**WHAT IS ASKED**
The answer is one number: how many lines hold the string "during".

........

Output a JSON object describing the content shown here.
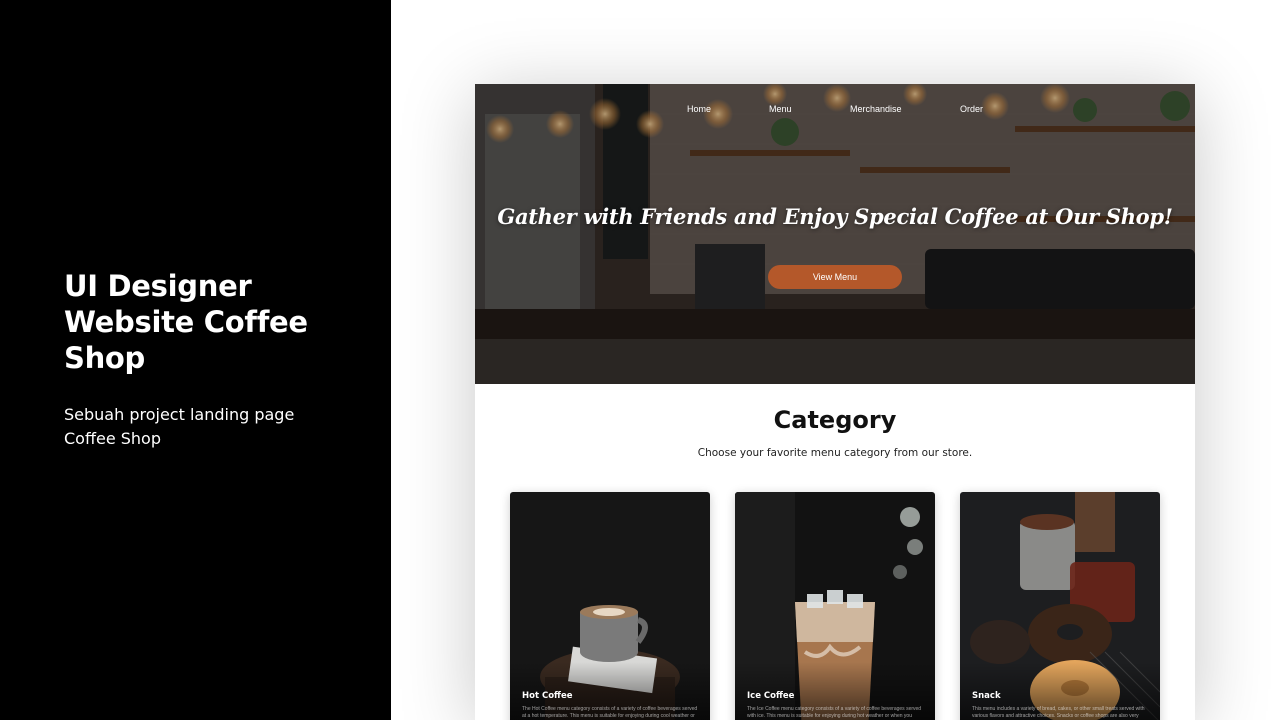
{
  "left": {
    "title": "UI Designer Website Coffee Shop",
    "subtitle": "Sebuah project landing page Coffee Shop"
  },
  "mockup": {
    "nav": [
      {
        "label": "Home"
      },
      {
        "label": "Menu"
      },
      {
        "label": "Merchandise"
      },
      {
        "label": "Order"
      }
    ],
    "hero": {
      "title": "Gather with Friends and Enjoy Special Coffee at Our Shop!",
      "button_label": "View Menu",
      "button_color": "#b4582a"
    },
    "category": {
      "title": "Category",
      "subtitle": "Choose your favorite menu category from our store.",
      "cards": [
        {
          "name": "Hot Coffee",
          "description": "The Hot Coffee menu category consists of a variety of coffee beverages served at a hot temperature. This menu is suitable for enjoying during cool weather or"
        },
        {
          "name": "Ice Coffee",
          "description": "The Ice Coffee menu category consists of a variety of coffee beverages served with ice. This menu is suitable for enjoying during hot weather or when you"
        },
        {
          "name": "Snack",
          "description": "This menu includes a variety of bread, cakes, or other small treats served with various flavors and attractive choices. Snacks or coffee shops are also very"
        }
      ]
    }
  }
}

........

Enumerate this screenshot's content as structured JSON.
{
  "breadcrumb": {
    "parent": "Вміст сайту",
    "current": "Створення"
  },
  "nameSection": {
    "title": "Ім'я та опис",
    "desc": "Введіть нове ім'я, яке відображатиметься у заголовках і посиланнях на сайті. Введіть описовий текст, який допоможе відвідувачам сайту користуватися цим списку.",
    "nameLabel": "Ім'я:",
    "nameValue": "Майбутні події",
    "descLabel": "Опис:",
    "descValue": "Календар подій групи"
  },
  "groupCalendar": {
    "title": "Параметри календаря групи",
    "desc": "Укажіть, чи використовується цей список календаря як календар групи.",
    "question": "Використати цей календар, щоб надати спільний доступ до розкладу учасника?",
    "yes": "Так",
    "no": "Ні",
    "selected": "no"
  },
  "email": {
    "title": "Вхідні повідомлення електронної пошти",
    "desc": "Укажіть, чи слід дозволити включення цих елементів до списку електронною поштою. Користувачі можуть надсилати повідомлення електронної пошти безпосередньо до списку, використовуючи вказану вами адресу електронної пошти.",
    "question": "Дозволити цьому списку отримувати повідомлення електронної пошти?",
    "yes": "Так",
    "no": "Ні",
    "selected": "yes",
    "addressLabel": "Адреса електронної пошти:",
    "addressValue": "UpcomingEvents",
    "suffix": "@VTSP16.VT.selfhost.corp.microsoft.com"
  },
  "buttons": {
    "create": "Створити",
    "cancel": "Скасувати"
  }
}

........

**FULL ANSWER**
2